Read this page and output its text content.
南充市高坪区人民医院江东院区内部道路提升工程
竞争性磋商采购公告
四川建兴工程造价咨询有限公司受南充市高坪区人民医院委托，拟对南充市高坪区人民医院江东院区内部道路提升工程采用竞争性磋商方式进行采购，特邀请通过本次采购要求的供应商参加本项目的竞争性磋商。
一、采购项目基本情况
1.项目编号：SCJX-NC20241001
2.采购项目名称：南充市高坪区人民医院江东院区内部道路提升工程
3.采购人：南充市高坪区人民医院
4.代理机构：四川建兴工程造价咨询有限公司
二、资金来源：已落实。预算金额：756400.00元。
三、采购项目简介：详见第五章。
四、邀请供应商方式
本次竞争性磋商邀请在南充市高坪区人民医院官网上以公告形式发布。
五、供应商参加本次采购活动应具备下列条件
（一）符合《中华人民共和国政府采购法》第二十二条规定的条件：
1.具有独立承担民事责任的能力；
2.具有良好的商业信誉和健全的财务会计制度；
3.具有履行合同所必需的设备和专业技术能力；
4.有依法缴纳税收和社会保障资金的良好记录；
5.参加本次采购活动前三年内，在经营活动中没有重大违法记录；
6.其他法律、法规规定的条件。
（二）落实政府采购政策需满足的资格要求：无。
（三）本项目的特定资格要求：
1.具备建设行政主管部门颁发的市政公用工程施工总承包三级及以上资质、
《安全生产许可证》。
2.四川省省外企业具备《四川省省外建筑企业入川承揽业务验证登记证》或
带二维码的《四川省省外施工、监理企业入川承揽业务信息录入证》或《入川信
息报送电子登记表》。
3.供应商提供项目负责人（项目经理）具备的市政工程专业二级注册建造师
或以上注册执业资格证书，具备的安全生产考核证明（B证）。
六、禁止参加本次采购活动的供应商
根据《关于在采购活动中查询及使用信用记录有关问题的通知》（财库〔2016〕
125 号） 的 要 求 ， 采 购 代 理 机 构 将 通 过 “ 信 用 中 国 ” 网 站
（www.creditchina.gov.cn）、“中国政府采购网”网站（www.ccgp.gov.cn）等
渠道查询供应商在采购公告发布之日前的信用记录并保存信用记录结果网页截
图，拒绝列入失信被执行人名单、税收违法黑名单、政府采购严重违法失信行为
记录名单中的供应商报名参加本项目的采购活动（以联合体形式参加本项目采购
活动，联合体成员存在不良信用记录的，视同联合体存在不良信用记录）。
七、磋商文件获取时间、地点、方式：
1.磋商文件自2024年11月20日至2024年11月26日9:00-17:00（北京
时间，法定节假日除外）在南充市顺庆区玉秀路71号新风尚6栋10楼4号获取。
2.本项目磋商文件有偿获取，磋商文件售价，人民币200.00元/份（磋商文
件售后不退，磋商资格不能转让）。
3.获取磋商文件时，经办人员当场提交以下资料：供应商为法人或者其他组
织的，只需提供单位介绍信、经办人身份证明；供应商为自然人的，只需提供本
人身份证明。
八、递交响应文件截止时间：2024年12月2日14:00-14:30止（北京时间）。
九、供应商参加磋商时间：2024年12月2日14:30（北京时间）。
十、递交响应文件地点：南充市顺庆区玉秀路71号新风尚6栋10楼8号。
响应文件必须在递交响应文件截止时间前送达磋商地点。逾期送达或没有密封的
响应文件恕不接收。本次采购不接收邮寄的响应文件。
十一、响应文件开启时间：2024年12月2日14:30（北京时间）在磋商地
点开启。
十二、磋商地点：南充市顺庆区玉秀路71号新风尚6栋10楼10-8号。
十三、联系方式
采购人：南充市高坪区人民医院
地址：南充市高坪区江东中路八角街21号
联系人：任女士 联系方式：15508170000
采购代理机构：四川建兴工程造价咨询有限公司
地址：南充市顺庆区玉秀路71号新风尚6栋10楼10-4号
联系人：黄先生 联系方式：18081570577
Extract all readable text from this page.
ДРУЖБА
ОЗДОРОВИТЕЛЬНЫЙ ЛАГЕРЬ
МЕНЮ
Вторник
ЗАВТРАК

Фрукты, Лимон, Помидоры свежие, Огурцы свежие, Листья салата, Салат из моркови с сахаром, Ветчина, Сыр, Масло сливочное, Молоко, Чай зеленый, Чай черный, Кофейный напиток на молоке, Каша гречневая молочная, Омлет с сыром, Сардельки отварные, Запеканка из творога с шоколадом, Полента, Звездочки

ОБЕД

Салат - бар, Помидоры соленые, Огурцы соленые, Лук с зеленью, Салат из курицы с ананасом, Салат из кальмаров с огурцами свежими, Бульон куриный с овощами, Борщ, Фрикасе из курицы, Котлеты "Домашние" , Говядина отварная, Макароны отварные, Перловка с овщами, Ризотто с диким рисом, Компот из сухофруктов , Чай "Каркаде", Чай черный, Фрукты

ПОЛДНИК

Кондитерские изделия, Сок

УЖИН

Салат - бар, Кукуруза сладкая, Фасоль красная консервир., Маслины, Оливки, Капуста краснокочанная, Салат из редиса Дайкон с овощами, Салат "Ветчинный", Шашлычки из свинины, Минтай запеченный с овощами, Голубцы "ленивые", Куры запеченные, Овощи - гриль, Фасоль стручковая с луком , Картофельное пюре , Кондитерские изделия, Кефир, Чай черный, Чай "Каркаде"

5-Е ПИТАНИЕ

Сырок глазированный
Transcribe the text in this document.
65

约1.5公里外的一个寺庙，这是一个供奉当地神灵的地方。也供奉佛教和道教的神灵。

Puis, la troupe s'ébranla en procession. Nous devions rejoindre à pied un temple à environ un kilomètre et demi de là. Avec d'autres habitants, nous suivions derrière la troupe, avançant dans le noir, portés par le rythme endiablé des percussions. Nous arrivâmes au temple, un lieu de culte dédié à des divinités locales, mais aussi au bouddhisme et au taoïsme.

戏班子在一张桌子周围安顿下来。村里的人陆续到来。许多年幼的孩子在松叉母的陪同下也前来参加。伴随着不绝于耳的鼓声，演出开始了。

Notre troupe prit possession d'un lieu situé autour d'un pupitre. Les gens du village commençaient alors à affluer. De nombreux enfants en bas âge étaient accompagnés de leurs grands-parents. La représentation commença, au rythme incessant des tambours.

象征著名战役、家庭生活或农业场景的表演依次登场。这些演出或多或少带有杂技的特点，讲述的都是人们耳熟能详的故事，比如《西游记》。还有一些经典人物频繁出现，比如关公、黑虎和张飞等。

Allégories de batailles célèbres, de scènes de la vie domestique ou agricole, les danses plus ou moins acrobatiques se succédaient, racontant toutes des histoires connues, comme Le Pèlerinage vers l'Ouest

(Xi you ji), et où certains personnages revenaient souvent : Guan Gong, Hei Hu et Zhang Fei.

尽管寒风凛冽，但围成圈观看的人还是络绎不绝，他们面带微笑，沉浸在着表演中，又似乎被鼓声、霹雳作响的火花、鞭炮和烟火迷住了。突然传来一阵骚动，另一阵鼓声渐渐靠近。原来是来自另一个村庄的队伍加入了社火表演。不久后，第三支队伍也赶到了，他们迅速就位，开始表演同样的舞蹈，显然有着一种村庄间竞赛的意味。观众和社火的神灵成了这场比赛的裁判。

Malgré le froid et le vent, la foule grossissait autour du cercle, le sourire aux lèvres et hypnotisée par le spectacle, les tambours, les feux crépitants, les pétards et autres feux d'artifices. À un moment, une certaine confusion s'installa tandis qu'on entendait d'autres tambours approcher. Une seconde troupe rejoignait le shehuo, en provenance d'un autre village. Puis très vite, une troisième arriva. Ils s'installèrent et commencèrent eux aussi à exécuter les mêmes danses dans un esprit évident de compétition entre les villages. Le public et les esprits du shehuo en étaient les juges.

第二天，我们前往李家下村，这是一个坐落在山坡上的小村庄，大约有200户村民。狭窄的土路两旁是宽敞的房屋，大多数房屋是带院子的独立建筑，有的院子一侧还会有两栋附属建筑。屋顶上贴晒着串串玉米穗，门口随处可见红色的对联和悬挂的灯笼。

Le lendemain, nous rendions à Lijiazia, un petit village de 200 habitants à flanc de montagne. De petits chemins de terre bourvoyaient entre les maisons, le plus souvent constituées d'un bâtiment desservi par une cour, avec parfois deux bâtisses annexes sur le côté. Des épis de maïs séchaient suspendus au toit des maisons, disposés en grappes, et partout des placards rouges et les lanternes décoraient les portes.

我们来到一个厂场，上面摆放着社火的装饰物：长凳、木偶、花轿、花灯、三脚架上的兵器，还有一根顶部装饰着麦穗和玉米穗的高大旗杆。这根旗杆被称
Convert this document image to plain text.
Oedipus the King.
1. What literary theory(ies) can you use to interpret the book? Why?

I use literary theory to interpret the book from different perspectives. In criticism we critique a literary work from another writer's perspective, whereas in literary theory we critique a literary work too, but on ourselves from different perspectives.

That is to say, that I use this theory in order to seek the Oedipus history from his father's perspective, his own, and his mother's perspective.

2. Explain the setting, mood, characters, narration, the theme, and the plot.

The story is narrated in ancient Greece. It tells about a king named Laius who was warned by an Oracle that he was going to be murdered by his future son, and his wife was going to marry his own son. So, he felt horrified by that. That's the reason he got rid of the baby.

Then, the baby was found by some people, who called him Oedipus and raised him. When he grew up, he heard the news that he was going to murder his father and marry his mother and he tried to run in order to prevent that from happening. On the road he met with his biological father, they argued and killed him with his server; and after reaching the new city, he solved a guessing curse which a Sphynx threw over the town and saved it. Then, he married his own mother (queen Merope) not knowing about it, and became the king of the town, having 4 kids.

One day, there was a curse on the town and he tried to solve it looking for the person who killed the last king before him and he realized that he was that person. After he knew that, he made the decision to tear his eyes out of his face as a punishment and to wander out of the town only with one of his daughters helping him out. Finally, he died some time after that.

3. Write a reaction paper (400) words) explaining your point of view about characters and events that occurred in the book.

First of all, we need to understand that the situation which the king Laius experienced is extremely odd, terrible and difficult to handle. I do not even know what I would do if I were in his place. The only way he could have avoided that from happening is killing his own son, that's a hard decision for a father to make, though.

+++

# To be done:
Lines that hold "page" are the ones to copy; find all of them.

# Solution for this exercise:
Read this page and output its text content.
Extract all readable text from this page.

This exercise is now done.